INPUT FOR THIS TASK =>

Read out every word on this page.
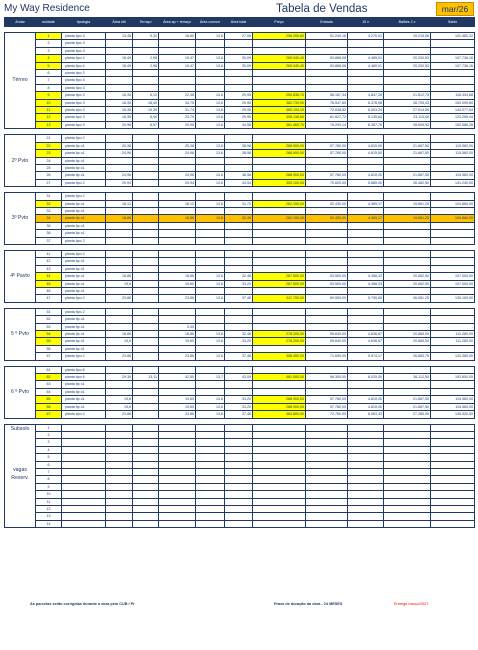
My Way Residence	Tabela de Vendas	mar/26
Andar	unidade	tipologia	Área útil	Terraço	Área ap + terraço	Área comum	Área total	Preço	Entrada	15 x	Balões 2 x	Saldo

Térreo	1	planta tipo 3	13,48	5,32	18,80	13,6	27,08	256.200,80	51.240,16	4.270,01	19.215,06	102.480,32
	2	planta tipo 3										
	3	planta tipo 3										
	4	planta tipo 4	16,49	2,98	19,47	13,6	30,09	269.340,40	53.868,08	4.489,01	20.200,53	107.736,16
	5	planta tipo 4	16,49	2,98	19,47	13,6	30,09	269.340,40	53.868,08	4.489,01	20.200,53	107.736,16
	6	planta tipo 3										
	7	planta tipo 4										
	8	planta tipo 3										
	9	planta tipo 3	16,35	6,13	22,48	13,6	29,95	290.836,70	58.167,34	4.847,28	21.812,75	116.334,68
	10	planta tipo 3	16,35	18,40	34,75	13,6	29,95	382.739,00	76.547,80	6.378,98	28.705,43	153.095,60
	11	planta tipo 3	16,35	15,39	31,74	13,6	29,95	360.194,10	72.038,82	6.003,24	27.014,56	144.077,64
	12	planta tipo 3	16,35	8,44	24,79	13,6	29,95	308.138,60	61.627,72	5.135,64	23.110,40	123.255,44
	13	planta tipo 5	20,98	8,97	29,95	13,6	34,58	381.465,70	76.293,14	6.357,76	28.609,93	152.586,28

2º Pvto	21	planta tipo 2										
	22	planta tip o1	25,38		25,38	13,6	38,98	288.900,00	57.780,00	4.815,00	21.667,50	115.560,00
	23	planta tip o1	24,96		24,96	13,6	38,56	288.900,00	57.780,00	4.815,00	21.667,50	115.560,00
	24	planta tip o1										
	25	planta tip o1										
	26	planta tip o1	24,96		24,96	13,6	38,56	288.900,00	57.780,00	4.815,00	21.667,50	115.560,00
	27	planta tipo 2	29,94		29,94	13,6	43,54	353.100,00	70.620,00	5.885,00	26.482,50	141.240,00

3º Pvto	31	planta tipo 2										
	32	planta tip o1	18,12		18,12	13,6	31,72	262.150,00	52.430,00	4.369,17	19.661,25	104.860,00
	33	planta tip o1										
	34	planta tip o1	18,86		18,86	13,6	32,46	262.150,00	52.430,00	4.369,17	19.661,25	104.860,00
	35	planta tip o1										
	36	planta tip o1										
	37	planta tipo 2										

4º Pavto	41	planta tipo 2										
	42	planta tip o1										
	43	planta tip o1										
	44	planta tip o1	18,86		18,86	13,6	32,46	267.500,00	53.500,00	4.458,33	20.062,50	107.000,00
	45	planta tip o1	19,6		19,60	13,6	33,20	267.500,00	53.500,00	4.458,33	20.062,50	107.000,00
	46	planta tip o1										
	47	planta tipo 2	23,86		23,86	13,6	37,46	347.750,00	69.550,00	5.795,83	26.081,25	139.100,00

5 º Pvto	51	planta tipo 2										
	52	planta tip o1										
	53	planta tip o1			0,00					-	-	-
	54	planta tip o1	18,86		18,86	13,6	32,46	278.200,00	55.640,00	4.636,67	20.865,00	111.280,00
	55	planta tip o1	19,6		19,60	13,6	33,20	278.200,00	55.640,00	4.636,67	20.865,00	111.280,00
	56	planta tip o1										
	57	planta tipo 2	23,86		23,86	13,6	37,46	358.450,00	71.690,00	5.974,17	26.883,75	143.380,00

6 º Pvto	61	planta tipo 6										
	62	planta tipo 6	29,39	13,11	42,50	13,7	43,09	481.500,00	96.300,00	8.025,00	36.112,50	192.600,00
	63	planta tip o1										
	64	planta tip o1										
	65	planta tip o1	19,6		19,60	13,6	33,20	288.900,00	57.780,00	4.815,00	21.667,50	115.560,00
	66	planta tip o1	19,6		19,60	13,6	33,20	288.900,00	57.780,00	4.815,00	21.667,50	115.560,00
	67	planta tipo 2	23,86		23,86	13,6	37,46	363.800,00	72.760,00	6.063,33	27.285,00	145.520,00

Subsolo
vagas Reserv.	1											
	2											
	3											
	4											
	5											
	6									-	-	
	7											
	8											
	9											
	10											
	11											
	12											
	13									-	-	
	14											
As parcelas serão corrigidas durante a obra pelo CUB / Pr	Prazo de duração da obra - 24 MESES	Entrega março/2027
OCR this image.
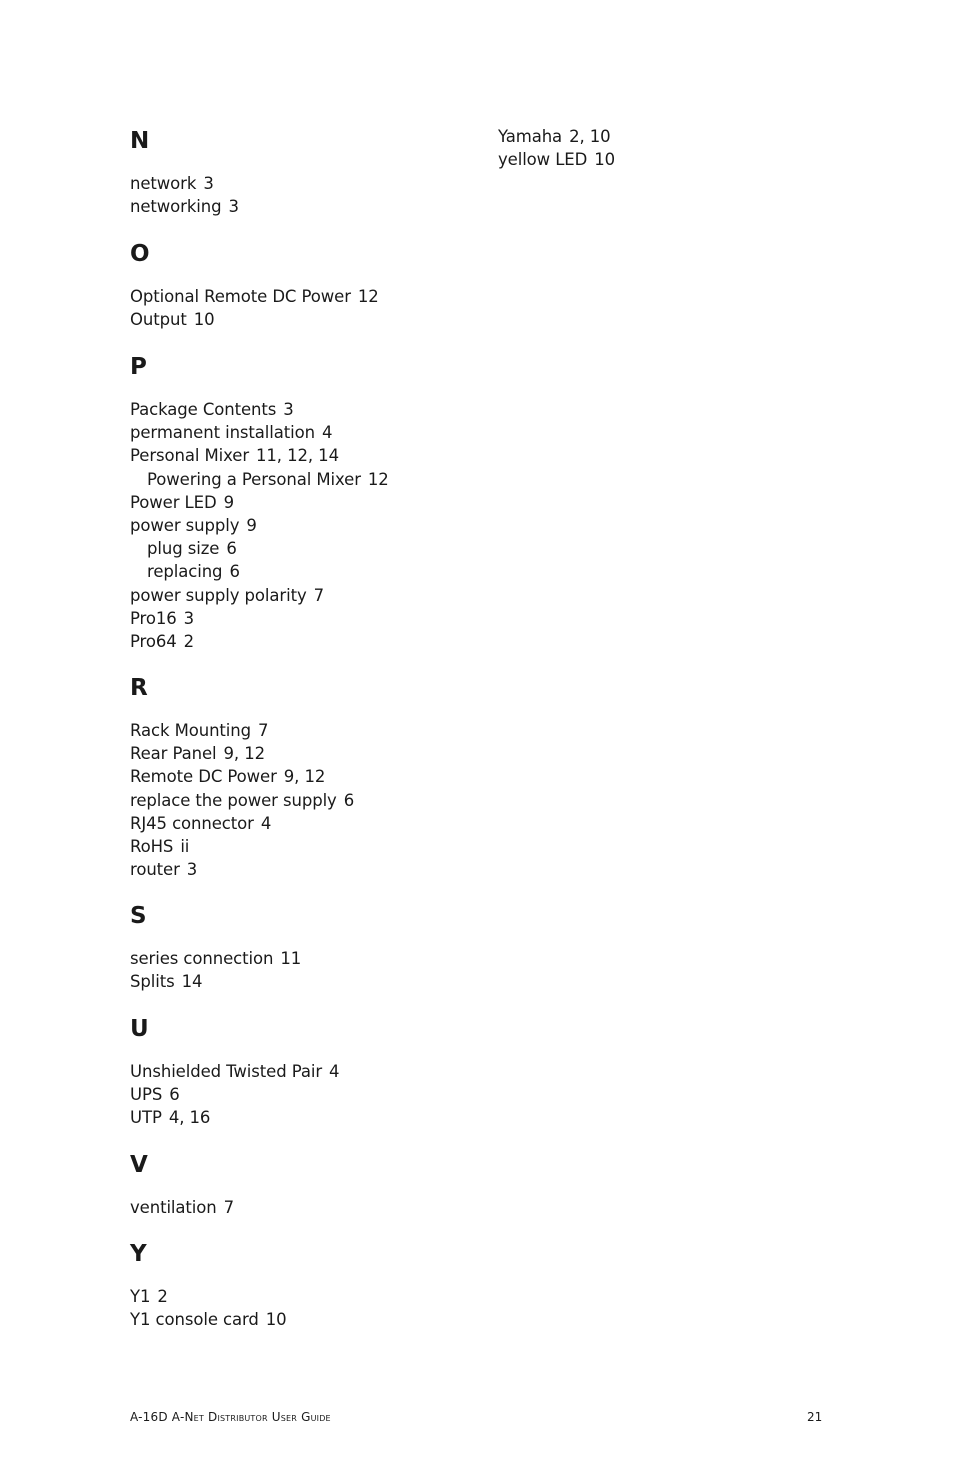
N
network 3
networking 3
O
Optional Remote DC Power 12
Output 10
P
Package Contents 3
permanent installation 4
Personal Mixer 11, 12, 14
Powering a Personal Mixer 12
Power LED 9
power supply 9
plug size 6
replacing 6
power supply polarity 7
Pro16 3
Pro64 2
R
Rack Mounting 7
Rear Panel 9, 12
Remote DC Power 9, 12
replace the power supply 6
RJ45 connector 4
RoHS ii
router 3
S
series connection 11
Splits 14
U
Unshielded Twisted Pair 4
UPS 6
UTP 4, 16
V
ventilation 7
Y
Y1 2
Y1 console card 10
Yamaha 2, 10
yellow LED 10
A-16D A-Net Distributor User Guide	21
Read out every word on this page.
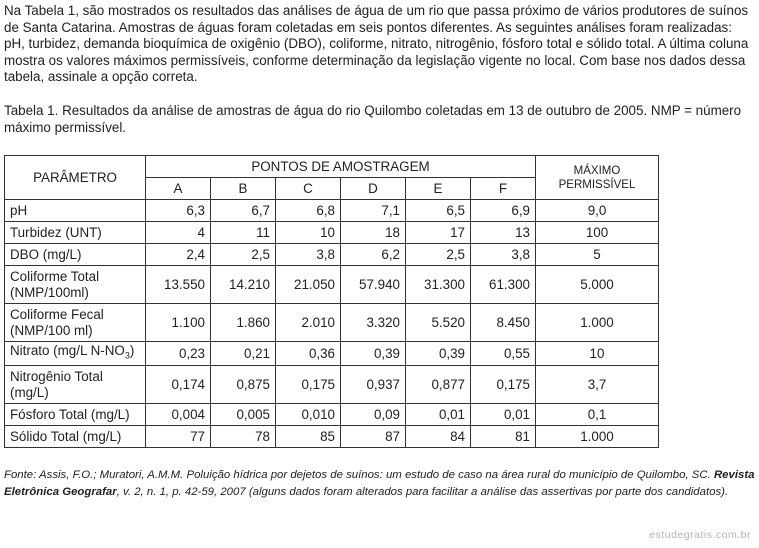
Na Tabela 1, são mostrados os resultados das análises de água de um rio que passa próximo de vários produtores de suínos de Santa Catarina. Amostras de águas foram coletadas em seis pontos diferentes. As seguintes análises foram realizadas: pH, turbidez, demanda bioquímica de oxigênio (DBO), coliforme, nitrato, nitrogênio, fósforo total e sólido total. A última coluna mostra os valores máximos permissíveis, conforme determinação da legislação vigente no local. Com base nos dados dessa tabela, assinale a opção correta.

Tabela 1. Resultados da análise de amostras de água do rio Quilombo coletadas em 13 de outubro de 2005. NMP = número máximo permissível.

PARÂMETRO	PONTOS DE AMOSTRAGEM						MÁXIMO
PERMISSÍVEL
	A	B	C	D	E	F	
pH	6,3	6,7	6,8	7,1	6,5	6,9	9,0
Turbidez (UNT)	4	11	10	18	17	13	100
DBO (mg/L)	2,4	2,5	3,8	6,2	2,5	3,8	5
Coliforme Total
(NMP/100ml)	13.550	14.210	21.050	57.940	31.300	61.300	5.000
Coliforme Fecal
(NMP/100 ml)	1.100	1.860	2.010	3.320	5.520	8.450	1.000
Nitrato (mg/L $N-NO_3$)	0,23	0,21	0,36	0,39	0,39	0,55	10
Nitrogênio Total
(mg/L)	0,174	0,875	0,175	0,937	0,877	0,175	3,7
Fósforo Total (mg/L)	0,004	0,005	0,010	0,09	0,01	0,01	0,1
Sólido Total (mg/L)	77	78	85	87	84	81	1.000

Fonte: Assis, F.O.; Muratori, A.M.M. Poluição hídrica por dejetos de suínos: um estudo de caso na área rural do município de Quilombo, SC. Revista Eletrônica Geografar, v. 2, n. 1, p. 42-59, 2007 (alguns dados foram alterados para facilitar a análise das assertivas por parte dos candidatos).

estudegratis.com.br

WHAT YOU NEED TO DO =>
Output the data above without changes, apart from leaving out the pictures.

SOLVED PROBLEM =>
Read out every word on this page.
My Way Residence	Tabela de Vendas	mar/26
Andar	unidade	tipologia	Área útil	Terraço	Área ap + terraço	Área comum	Área total	Preço	Entrada	15 x	Balões 2 x	Saldo

Térreo	1	planta tipo 3	13,48	5,32	18,80	13,6	27,08	256.200,80	51.240,16	4.270,01	19.215,06	102.480,32
	2	planta tipo 3										
	3	planta tipo 3										
	4	planta tipo 4	16,49	2,98	19,47	13,6	30,09	269.340,40	53.868,08	4.489,01	20.200,53	107.736,16
	5	planta tipo 4	16,49	2,98	19,47	13,6	30,09	269.340,40	53.868,08	4.489,01	20.200,53	107.736,16
	6	planta tipo 3										
	7	planta tipo 4										
	8	planta tipo 3										
	9	planta tipo 3	16,35	6,13	22,48	13,6	29,95	290.836,70	58.167,34	4.847,28	21.812,75	116.334,68
	10	planta tipo 3	16,35	18,40	34,75	13,6	29,95	382.739,00	76.547,80	6.378,98	28.705,43	153.095,60
	11	planta tipo 3	16,35	15,39	31,74	13,6	29,95	360.194,10	72.038,82	6.003,24	27.014,56	144.077,64
	12	planta tipo 3	16,35	8,44	24,79	13,6	29,95	308.138,60	61.627,72	5.135,64	23.110,40	123.255,44
	13	planta tipo 5	20,98	8,97	29,95	13,6	34,58	381.465,70	76.293,14	6.357,76	28.609,93	152.586,28

2º Pvto	21	planta tipo 2										
	22	planta tip o1	25,38		25,38	13,6	38,98	288.900,00	57.780,00	4.815,00	21.667,50	115.560,00
	23	planta tip o1	24,96		24,96	13,6	38,56	288.900,00	57.780,00	4.815,00	21.667,50	115.560,00
	24	planta tip o1										
	25	planta tip o1										
	26	planta tip o1	24,96		24,96	13,6	38,56	288.900,00	57.780,00	4.815,00	21.667,50	115.560,00
	27	planta tipo 2	29,94		29,94	13,6	43,54	353.100,00	70.620,00	5.885,00	26.482,50	141.240,00

3º Pvto	31	planta tipo 2										
	32	planta tip o1	18,12		18,12	13,6	31,72	262.150,00	52.430,00	4.369,17	19.661,25	104.860,00
	33	planta tip o1										
	34	planta tip o1	18,86		18,86	13,6	32,46	262.150,00	52.430,00	4.369,17	19.661,25	104.860,00
	35	planta tip o1										
	36	planta tip o1										
	37	planta tipo 2										

4º Pavto	41	planta tipo 2										
	42	planta tip o1										
	43	planta tip o1										
	44	planta tip o1	18,86		18,86	13,6	32,46	267.500,00	53.500,00	4.458,33	20.062,50	107.000,00
	45	planta tip o1	19,6		19,60	13,6	33,20	267.500,00	53.500,00	4.458,33	20.062,50	107.000,00
	46	planta tip o1										
	47	planta tipo 2	23,86		23,86	13,6	37,46	347.750,00	69.550,00	5.795,83	26.081,25	139.100,00

5 º Pvto	51	planta tipo 2										
	52	planta tip o1										
	53	planta tip o1			0,00					-	-	-
	54	planta tip o1	18,86		18,86	13,6	32,46	278.200,00	55.640,00	4.636,67	20.865,00	111.280,00
	55	planta tip o1	19,6		19,60	13,6	33,20	278.200,00	55.640,00	4.636,67	20.865,00	111.280,00
	56	planta tip o1										
	57	planta tipo 2	23,86		23,86	13,6	37,46	358.450,00	71.690,00	5.974,17	26.883,75	143.380,00

6 º Pvto	61	planta tipo 6										
	62	planta tipo 6	29,39	13,11	42,50	13,7	43,09	481.500,00	96.300,00	8.025,00	36.112,50	192.600,00
	63	planta tip o1										
	64	planta tip o1										
	65	planta tip o1	19,6		19,60	13,6	33,20	288.900,00	57.780,00	4.815,00	21.667,50	115.560,00
	66	planta tip o1	19,6		19,60	13,6	33,20	288.900,00	57.780,00	4.815,00	21.667,50	115.560,00
	67	planta tipo 2	23,86		23,86	13,6	37,46	363.800,00	72.760,00	6.063,33	27.285,00	145.520,00

Subsolo
vagas Reserv.	1											
	2											
	3											
	4											
	5											
	6									-	-	
	7											
	8											
	9											
	10											
	11											
	12											
	13									-	-	
	14											
As parcelas serão corrigidas durante a obra pelo CUB / Pr	Prazo de duração da obra - 24 MESES	Entrega março/2027
OCR this image.
N
network 3
networking 3
O
Optional Remote DC Power 12
Output 10
P
Package Contents 3
permanent installation 4
Personal Mixer 11, 12, 14
Powering a Personal Mixer 12
Power LED 9
power supply 9
plug size 6
replacing 6
power supply polarity 7
Pro16 3
Pro64 2
R
Rack Mounting 7
Rear Panel 9, 12
Remote DC Power 9, 12
replace the power supply 6
RJ45 connector 4
RoHS ii
router 3
S
series connection 11
Splits 14
U
Unshielded Twisted Pair 4
UPS 6
UTP 4, 16
V
ventilation 7
Y
Y1 2
Y1 console card 10
Yamaha 2, 10
yellow LED 10
A-16D A-Net Distributor User Guide	21
Read out every word on this page.
Na Tabela 1, são mostrados os resultados das análises de água de um rio que passa próximo de vários produtores de suínos de Santa Catarina. Amostras de águas foram coletadas em seis pontos diferentes. As seguintes análises foram realizadas: pH, turbidez, demanda bioquímica de oxigênio (DBO), coliforme, nitrato, nitrogênio, fósforo total e sólido total. A última coluna mostra os valores máximos permissíveis, conforme determinação da legislação vigente no local. Com base nos dados dessa tabela, assinale a opção correta.

Tabela 1. Resultados da análise de amostras de água do rio Quilombo coletadas em 13 de outubro de 2005. NMP = número máximo permissível.

PARÂMETRO	PONTOS DE AMOSTRAGEM						MÁXIMO
PERMISSÍVEL
	A	B	C	D	E	F	
pH	6,3	6,7	6,8	7,1	6,5	6,9	9,0
Turbidez (UNT)	4	11	10	18	17	13	100
DBO (mg/L)	2,4	2,5	3,8	6,2	2,5	3,8	5
Coliforme Total
(NMP/100ml)	13.550	14.210	21.050	57.940	31.300	61.300	5.000
Coliforme Fecal
(NMP/100 ml)	1.100	1.860	2.010	3.320	5.520	8.450	1.000
Nitrato (mg/L $N-NO_3$)	0,23	0,21	0,36	0,39	0,39	0,55	10
Nitrogênio Total
(mg/L)	0,174	0,875	0,175	0,937	0,877	0,175	3,7
Fósforo Total (mg/L)	0,004	0,005	0,010	0,09	0,01	0,01	0,1
Sólido Total (mg/L)	77	78	85	87	84	81	1.000

Fonte: Assis, F.O.; Muratori, A.M.M. Poluição hídrica por dejetos de suínos: um estudo de caso na área rural do município de Quilombo, SC. Revista Eletrônica Geografar, v. 2, n. 1, p. 42-59, 2007 (alguns dados foram alterados para facilitar a análise das assertivas por parte dos candidatos).

estudegratis.com.br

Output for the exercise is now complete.